Dataset rows about figures:
....................

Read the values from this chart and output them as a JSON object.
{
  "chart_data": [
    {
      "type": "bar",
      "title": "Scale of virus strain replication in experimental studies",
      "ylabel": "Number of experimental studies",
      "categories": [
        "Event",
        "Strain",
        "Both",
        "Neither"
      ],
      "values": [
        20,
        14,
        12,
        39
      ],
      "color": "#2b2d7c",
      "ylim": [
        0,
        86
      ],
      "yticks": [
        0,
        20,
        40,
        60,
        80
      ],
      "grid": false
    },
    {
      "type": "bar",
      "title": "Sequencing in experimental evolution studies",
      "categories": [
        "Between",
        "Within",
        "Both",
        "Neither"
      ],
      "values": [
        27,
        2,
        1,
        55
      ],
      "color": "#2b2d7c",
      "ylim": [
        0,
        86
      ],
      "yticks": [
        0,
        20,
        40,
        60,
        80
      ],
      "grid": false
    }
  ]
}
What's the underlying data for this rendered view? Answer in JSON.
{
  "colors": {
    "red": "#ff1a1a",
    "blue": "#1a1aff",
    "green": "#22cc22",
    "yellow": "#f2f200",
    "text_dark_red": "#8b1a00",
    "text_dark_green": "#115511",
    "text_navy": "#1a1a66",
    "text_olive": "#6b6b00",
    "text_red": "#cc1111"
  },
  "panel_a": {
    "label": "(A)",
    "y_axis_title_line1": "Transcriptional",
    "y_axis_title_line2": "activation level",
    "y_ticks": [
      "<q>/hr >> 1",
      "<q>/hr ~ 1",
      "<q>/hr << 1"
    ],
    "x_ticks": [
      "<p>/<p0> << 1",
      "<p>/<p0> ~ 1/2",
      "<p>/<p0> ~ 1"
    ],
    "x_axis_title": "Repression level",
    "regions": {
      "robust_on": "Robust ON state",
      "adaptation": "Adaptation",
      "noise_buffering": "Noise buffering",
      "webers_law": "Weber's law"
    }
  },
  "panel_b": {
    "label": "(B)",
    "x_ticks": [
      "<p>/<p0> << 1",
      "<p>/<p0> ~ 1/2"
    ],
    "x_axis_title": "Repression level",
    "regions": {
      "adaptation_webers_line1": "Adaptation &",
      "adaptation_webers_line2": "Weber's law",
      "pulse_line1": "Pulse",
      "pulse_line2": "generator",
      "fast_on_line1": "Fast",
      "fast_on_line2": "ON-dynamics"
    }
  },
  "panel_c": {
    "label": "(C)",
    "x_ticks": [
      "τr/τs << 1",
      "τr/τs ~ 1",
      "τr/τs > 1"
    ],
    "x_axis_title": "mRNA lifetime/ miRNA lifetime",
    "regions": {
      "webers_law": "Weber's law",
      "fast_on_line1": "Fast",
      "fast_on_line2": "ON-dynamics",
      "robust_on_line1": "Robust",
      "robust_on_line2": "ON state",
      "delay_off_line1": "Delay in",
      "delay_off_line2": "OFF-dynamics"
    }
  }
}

....................

WHAT THE TASK REQUIRES:
Please report how many lines in the records above contain the word "this", and give nothing but the number.

YOUR RESPONSE:
2